_Task description_
Write the data out again in full, with no departure from the original.

*** Extracted entries ***

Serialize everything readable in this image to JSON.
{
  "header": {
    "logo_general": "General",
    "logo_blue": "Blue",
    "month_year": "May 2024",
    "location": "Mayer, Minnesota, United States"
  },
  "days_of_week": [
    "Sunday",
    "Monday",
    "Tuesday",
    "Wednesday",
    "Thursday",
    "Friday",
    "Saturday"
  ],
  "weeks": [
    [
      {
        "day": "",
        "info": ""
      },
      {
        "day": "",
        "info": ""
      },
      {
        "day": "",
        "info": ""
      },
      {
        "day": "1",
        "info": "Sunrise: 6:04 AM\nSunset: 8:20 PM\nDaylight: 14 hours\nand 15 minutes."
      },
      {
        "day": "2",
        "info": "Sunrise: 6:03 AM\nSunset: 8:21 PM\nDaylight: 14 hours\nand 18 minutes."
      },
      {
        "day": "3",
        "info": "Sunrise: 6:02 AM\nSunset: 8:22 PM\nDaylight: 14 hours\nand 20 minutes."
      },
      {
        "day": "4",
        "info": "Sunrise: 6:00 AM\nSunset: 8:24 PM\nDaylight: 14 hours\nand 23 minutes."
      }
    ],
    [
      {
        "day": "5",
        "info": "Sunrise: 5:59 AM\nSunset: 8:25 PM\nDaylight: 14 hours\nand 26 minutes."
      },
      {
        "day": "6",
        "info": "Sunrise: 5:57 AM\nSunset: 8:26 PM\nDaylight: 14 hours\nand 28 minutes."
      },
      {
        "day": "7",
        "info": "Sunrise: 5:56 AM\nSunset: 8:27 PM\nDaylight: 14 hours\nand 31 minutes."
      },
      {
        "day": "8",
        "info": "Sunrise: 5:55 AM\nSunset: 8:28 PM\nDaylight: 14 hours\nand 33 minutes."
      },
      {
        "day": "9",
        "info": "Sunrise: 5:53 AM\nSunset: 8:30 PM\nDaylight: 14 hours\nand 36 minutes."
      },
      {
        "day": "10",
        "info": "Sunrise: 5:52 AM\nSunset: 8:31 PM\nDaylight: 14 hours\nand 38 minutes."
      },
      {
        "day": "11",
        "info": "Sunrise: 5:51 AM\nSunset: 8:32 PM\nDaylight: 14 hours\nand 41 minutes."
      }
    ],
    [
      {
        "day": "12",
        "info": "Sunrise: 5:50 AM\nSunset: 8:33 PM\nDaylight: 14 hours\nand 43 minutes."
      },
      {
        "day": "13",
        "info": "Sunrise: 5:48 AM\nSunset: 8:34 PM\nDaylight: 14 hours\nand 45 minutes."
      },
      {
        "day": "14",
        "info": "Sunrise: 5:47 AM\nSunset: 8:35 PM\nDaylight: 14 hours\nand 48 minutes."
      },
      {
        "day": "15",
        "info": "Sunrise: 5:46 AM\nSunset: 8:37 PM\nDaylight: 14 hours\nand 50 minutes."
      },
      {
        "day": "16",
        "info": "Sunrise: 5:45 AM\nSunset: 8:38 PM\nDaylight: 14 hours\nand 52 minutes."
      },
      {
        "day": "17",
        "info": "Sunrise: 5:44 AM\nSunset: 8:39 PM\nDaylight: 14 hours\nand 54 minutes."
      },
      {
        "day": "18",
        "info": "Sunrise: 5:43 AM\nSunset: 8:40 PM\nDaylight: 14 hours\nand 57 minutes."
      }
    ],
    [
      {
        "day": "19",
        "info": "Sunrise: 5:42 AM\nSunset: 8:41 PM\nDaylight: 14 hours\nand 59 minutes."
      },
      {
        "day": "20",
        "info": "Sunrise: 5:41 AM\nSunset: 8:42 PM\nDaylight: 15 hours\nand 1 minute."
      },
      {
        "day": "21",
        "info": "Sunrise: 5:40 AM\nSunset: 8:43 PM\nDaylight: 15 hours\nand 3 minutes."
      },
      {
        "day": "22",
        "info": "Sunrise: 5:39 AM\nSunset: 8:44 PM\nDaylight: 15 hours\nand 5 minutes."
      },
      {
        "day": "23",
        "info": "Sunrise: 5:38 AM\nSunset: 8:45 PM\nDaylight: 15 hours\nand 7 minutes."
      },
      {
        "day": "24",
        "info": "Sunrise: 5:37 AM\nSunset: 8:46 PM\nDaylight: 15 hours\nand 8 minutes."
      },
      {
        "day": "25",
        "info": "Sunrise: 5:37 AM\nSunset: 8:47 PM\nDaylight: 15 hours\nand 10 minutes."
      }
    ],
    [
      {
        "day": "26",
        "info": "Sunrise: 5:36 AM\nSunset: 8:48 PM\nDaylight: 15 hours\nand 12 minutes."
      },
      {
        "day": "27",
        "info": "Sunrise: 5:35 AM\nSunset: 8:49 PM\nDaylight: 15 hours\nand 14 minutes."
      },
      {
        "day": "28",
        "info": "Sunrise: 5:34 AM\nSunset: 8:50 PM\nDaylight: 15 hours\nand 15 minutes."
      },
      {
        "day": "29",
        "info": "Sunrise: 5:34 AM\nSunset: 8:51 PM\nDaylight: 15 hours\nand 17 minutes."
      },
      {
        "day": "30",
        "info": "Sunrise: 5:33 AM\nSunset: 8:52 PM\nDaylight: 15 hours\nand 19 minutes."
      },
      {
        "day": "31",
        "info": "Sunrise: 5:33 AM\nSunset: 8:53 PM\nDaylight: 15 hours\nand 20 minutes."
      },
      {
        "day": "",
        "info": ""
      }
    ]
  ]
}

***

_Task answer_
Serialize everything readable in this image to JSON.
{
  "header": {
    "logo_general": "General",
    "logo_blue": "Blue",
    "month_year": "May 2024",
    "location": "Mayer, Minnesota, United States"
  },
  "days_of_week": [
    "Sunday",
    "Monday",
    "Tuesday",
    "Wednesday",
    "Thursday",
    "Friday",
    "Saturday"
  ],
  "weeks": [
    [
      {
        "day": "",
        "info": ""
      },
      {
        "day": "",
        "info": ""
      },
      {
        "day": "",
        "info": ""
      },
      {
        "day": "1",
        "info": "Sunrise: 6:04 AM\nSunset: 8:20 PM\nDaylight: 14 hours\nand 15 minutes."
      },
      {
        "day": "2",
        "info": "Sunrise: 6:03 AM\nSunset: 8:21 PM\nDaylight: 14 hours\nand 18 minutes."
      },
      {
        "day": "3",
        "info": "Sunrise: 6:02 AM\nSunset: 8:22 PM\nDaylight: 14 hours\nand 20 minutes."
      },
      {
        "day": "4",
        "info": "Sunrise: 6:00 AM\nSunset: 8:24 PM\nDaylight: 14 hours\nand 23 minutes."
      }
    ],
    [
      {
        "day": "5",
        "info": "Sunrise: 5:59 AM\nSunset: 8:25 PM\nDaylight: 14 hours\nand 26 minutes."
      },
      {
        "day": "6",
        "info": "Sunrise: 5:57 AM\nSunset: 8:26 PM\nDaylight: 14 hours\nand 28 minutes."
      },
      {
        "day": "7",
        "info": "Sunrise: 5:56 AM\nSunset: 8:27 PM\nDaylight: 14 hours\nand 31 minutes."
      },
      {
        "day": "8",
        "info": "Sunrise: 5:55 AM\nSunset: 8:28 PM\nDaylight: 14 hours\nand 33 minutes."
      },
      {
        "day": "9",
        "info": "Sunrise: 5:53 AM\nSunset: 8:30 PM\nDaylight: 14 hours\nand 36 minutes."
      },
      {
        "day": "10",
        "info": "Sunrise: 5:52 AM\nSunset: 8:31 PM\nDaylight: 14 hours\nand 38 minutes."
      },
      {
        "day": "11",
        "info": "Sunrise: 5:51 AM\nSunset: 8:32 PM\nDaylight: 14 hours\nand 41 minutes."
      }
    ],
    [
      {
        "day": "12",
        "info": "Sunrise: 5:50 AM\nSunset: 8:33 PM\nDaylight: 14 hours\nand 43 minutes."
      },
      {
        "day": "13",
        "info": "Sunrise: 5:48 AM\nSunset: 8:34 PM\nDaylight: 14 hours\nand 45 minutes."
      },
      {
        "day": "14",
        "info": "Sunrise: 5:47 AM\nSunset: 8:35 PM\nDaylight: 14 hours\nand 48 minutes."
      },
      {
        "day": "15",
        "info": "Sunrise: 5:46 AM\nSunset: 8:37 PM\nDaylight: 14 hours\nand 50 minutes."
      },
      {
        "day": "16",
        "info": "Sunrise: 5:45 AM\nSunset: 8:38 PM\nDaylight: 14 hours\nand 52 minutes."
      },
      {
        "day": "17",
        "info": "Sunrise: 5:44 AM\nSunset: 8:39 PM\nDaylight: 14 hours\nand 54 minutes."
      },
      {
        "day": "18",
        "info": "Sunrise: 5:43 AM\nSunset: 8:40 PM\nDaylight: 14 hours\nand 57 minutes."
      }
    ],
    [
      {
        "day": "19",
        "info": "Sunrise: 5:42 AM\nSunset: 8:41 PM\nDaylight: 14 hours\nand 59 minutes."
      },
      {
        "day": "20",
        "info": "Sunrise: 5:41 AM\nSunset: 8:42 PM\nDaylight: 15 hours\nand 1 minute."
      },
      {
        "day": "21",
        "info": "Sunrise: 5:40 AM\nSunset: 8:43 PM\nDaylight: 15 hours\nand 3 minutes."
      },
      {
        "day": "22",
        "info": "Sunrise: 5:39 AM\nSunset: 8:44 PM\nDaylight: 15 hours\nand 5 minutes."
      },
      {
        "day": "23",
        "info": "Sunrise: 5:38 AM\nSunset: 8:45 PM\nDaylight: 15 hours\nand 7 minutes."
      },
      {
        "day": "24",
        "info": "Sunrise: 5:37 AM\nSunset: 8:46 PM\nDaylight: 15 hours\nand 8 minutes."
      },
      {
        "day": "25",
        "info": "Sunrise: 5:37 AM\nSunset: 8:47 PM\nDaylight: 15 hours\nand 10 minutes."
      }
    ],
    [
      {
        "day": "26",
        "info": "Sunrise: 5:36 AM\nSunset: 8:48 PM\nDaylight: 15 hours\nand 12 minutes."
      },
      {
        "day": "27",
        "info": "Sunrise: 5:35 AM\nSunset: 8:49 PM\nDaylight: 15 hours\nand 14 minutes."
      },
      {
        "day": "28",
        "info": "Sunrise: 5:34 AM\nSunset: 8:50 PM\nDaylight: 15 hours\nand 15 minutes."
      },
      {
        "day": "29",
        "info": "Sunrise: 5:34 AM\nSunset: 8:51 PM\nDaylight: 15 hours\nand 17 minutes."
      },
      {
        "day": "30",
        "info": "Sunrise: 5:33 AM\nSunset: 8:52 PM\nDaylight: 15 hours\nand 19 minutes."
      },
      {
        "day": "31",
        "info": "Sunrise: 5:33 AM\nSunset: 8:53 PM\nDaylight: 15 hours\nand 20 minutes."
      },
      {
        "day": "",
        "info": ""
      }
    ]
  ]
}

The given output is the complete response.